* **Records for this exercise**
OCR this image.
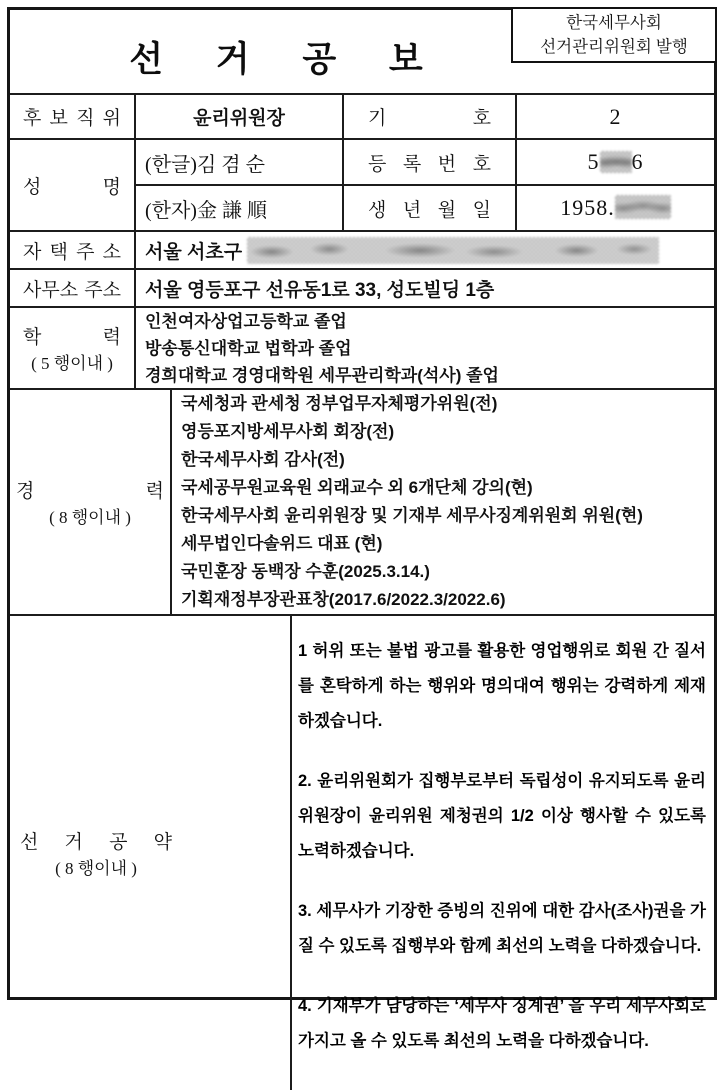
선 거 공 보
한국세무사회
선거관리위원회 발행
후 보 직 위	윤리위원장	기 호	2
성 명
(한글)김 겸 순	등 록 번 호	5 6
(한자)金 謙 順	생 년 월 일	1958.
자 택 주 소 서울 서초구
사무소 주소	서울 영등포구 선유동1로 33, 성도빌딩 1층
학 력
( 5 행이내 )
인천여자상업고등학교 졸업
방송통신대학교 법학과 졸업
경희대학교 경영대학원 세무관리학과(석사) 졸업
경 력
( 8 행이내 )
국세청과 관세청 정부업무자체평가위원(전)
영등포지방세무사회 회장(전)
한국세무사회 감사(전)
국세공무원교육원 외래교수 외 6개단체 강의(현)
한국세무사회 윤리위원장 및 기재부 세무사징계위원회 위원(현)
세무법인다솔위드 대표 (현)
국민훈장 동백장 수훈(2025.3.14.)
기획재정부장관표창(2017.6/2022.3/2022.6)
선 거 공 약
( 8 행이내 )

1 허위 또는 불법 광고를 활용한 영업행위로 회원 간 질서를 혼탁하게 하는 행위와 명의대여 행위는 강력하게 제재하겠습니다.

2. 윤리위원회가 집행부로부터 독립성이 유지되도록 윤리위원장이 윤리위원 제청권의 1/2 이상 행사할 수 있도록 노력하겠습니다.

3. 세무사가 기장한 증빙의 진위에 대한 감사(조사)권을 가질 수 있도록 집행부와 함께 최선의 노력을 다하겠습니다.

4. 기재부가 담당하는 ‘세무사 징계권’ 을 우리 세무사회로 가지고 올 수 있도록 최선의 노력을 다하겠습니다.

* **Problem to work on**
Could you reproduce every record above exactly, leaving out the pictures?

* **Result of the task**
OCR this image.
선 거 공 보
한국세무사회
선거관리위원회 발행
후 보 직 위	윤리위원장	기 호	2
성 명
(한글)김 겸 순	등 록 번 호	5 6
(한자)金 謙 順	생 년 월 일	1958.
자 택 주 소 서울 서초구
사무소 주소	서울 영등포구 선유동1로 33, 성도빌딩 1층
학 력
( 5 행이내 )
인천여자상업고등학교 졸업
방송통신대학교 법학과 졸업
경희대학교 경영대학원 세무관리학과(석사) 졸업
경 력
( 8 행이내 )
국세청과 관세청 정부업무자체평가위원(전)
영등포지방세무사회 회장(전)
한국세무사회 감사(전)
국세공무원교육원 외래교수 외 6개단체 강의(현)
한국세무사회 윤리위원장 및 기재부 세무사징계위원회 위원(현)
세무법인다솔위드 대표 (현)
국민훈장 동백장 수훈(2025.3.14.)
기획재정부장관표창(2017.6/2022.3/2022.6)
선 거 공 약
( 8 행이내 )

1 허위 또는 불법 광고를 활용한 영업행위로 회원 간 질서를 혼탁하게 하는 행위와 명의대여 행위는 강력하게 제재하겠습니다.

2. 윤리위원회가 집행부로부터 독립성이 유지되도록 윤리위원장이 윤리위원 제청권의 1/2 이상 행사할 수 있도록 노력하겠습니다.

3. 세무사가 기장한 증빙의 진위에 대한 감사(조사)권을 가질 수 있도록 집행부와 함께 최선의 노력을 다하겠습니다.

4. 기재부가 담당하는 ‘세무사 징계권’ 을 우리 세무사회로 가지고 올 수 있도록 최선의 노력을 다하겠습니다.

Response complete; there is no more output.